Repeat each record below exactly, dropping the pictures.

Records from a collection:
__________

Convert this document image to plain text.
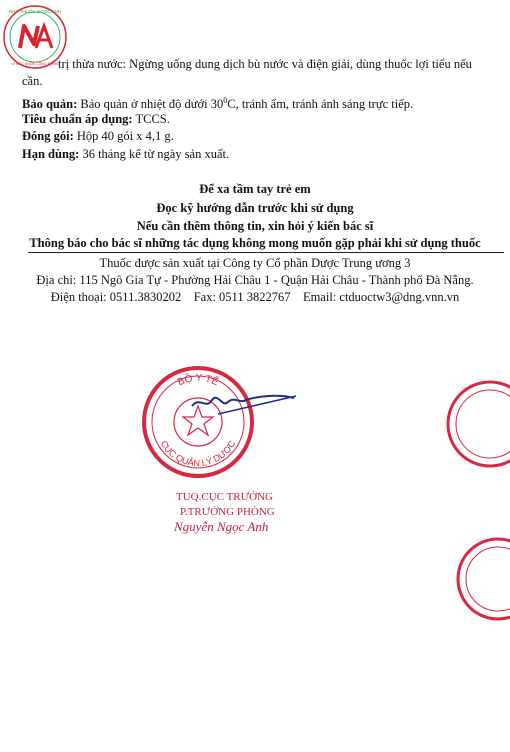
NHÀ THUỐC NGỌC ANH
VÌ SỨC KHỎE CỘNG ĐỒNG trị thừa nước: Ngừng uống dung dịch bù nước và điện giải, dùng thuốc lợi tiểu nếu
cần.
Bảo quản: Bảo quản ở nhiệt độ dưới $30^0C$, tránh ẩm, tránh ánh sáng trực tiếp.
Tiêu chuẩn áp dụng: TCCS.
Đóng gói: Hộp 40 gói x 4,1 g.
Hạn dùng: 36 tháng kể từ ngày sản xuất.
Để xa tầm tay trẻ em
Đọc kỹ hướng dẫn trước khi sử dụng
Nếu cần thêm thông tin, xin hỏi ý kiến bác sĩ
Thông báo cho bác sĩ những tác dụng không mong muốn gặp phải khi sử dụng thuốc
Thuốc được sản xuất tại Công ty Cổ phần Dược Trung ương 3
Địa chỉ: 115 Ngô Gia Tự - Phường Hải Châu 1 - Quận Hải Châu - Thành phố Đà Nẵng.
Điện thoại: 0511.3830202    Fax: 0511 3822767    Email: ctduoctw3@dng.vnn.vn
BỘ Y TẾ
CỤC QUẢN LÝ DƯỢC
TUQ.CỤC TRƯỞNG
P.TRƯỞNG PHÒNG
Nguyễn Ngọc Anh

__________

▶ _Final answer_
Convert this document image to plain text.
NHÀ THUỐC NGỌC ANH
VÌ SỨC KHỎE CỘNG ĐỒNG trị thừa nước: Ngừng uống dung dịch bù nước và điện giải, dùng thuốc lợi tiểu nếu
cần.
Bảo quản: Bảo quản ở nhiệt độ dưới $30^0C$, tránh ẩm, tránh ánh sáng trực tiếp.
Tiêu chuẩn áp dụng: TCCS.
Đóng gói: Hộp 40 gói x 4,1 g.
Hạn dùng: 36 tháng kể từ ngày sản xuất.
Để xa tầm tay trẻ em
Đọc kỹ hướng dẫn trước khi sử dụng
Nếu cần thêm thông tin, xin hỏi ý kiến bác sĩ
Thông báo cho bác sĩ những tác dụng không mong muốn gặp phải khi sử dụng thuốc
Thuốc được sản xuất tại Công ty Cổ phần Dược Trung ương 3
Địa chỉ: 115 Ngô Gia Tự - Phường Hải Châu 1 - Quận Hải Châu - Thành phố Đà Nẵng.
Điện thoại: 0511.3830202    Fax: 0511 3822767    Email: ctduoctw3@dng.vnn.vn
BỘ Y TẾ
CỤC QUẢN LÝ DƯỢC
TUQ.CỤC TRƯỞNG
P.TRƯỞNG PHÒNG
Nguyễn Ngọc Anh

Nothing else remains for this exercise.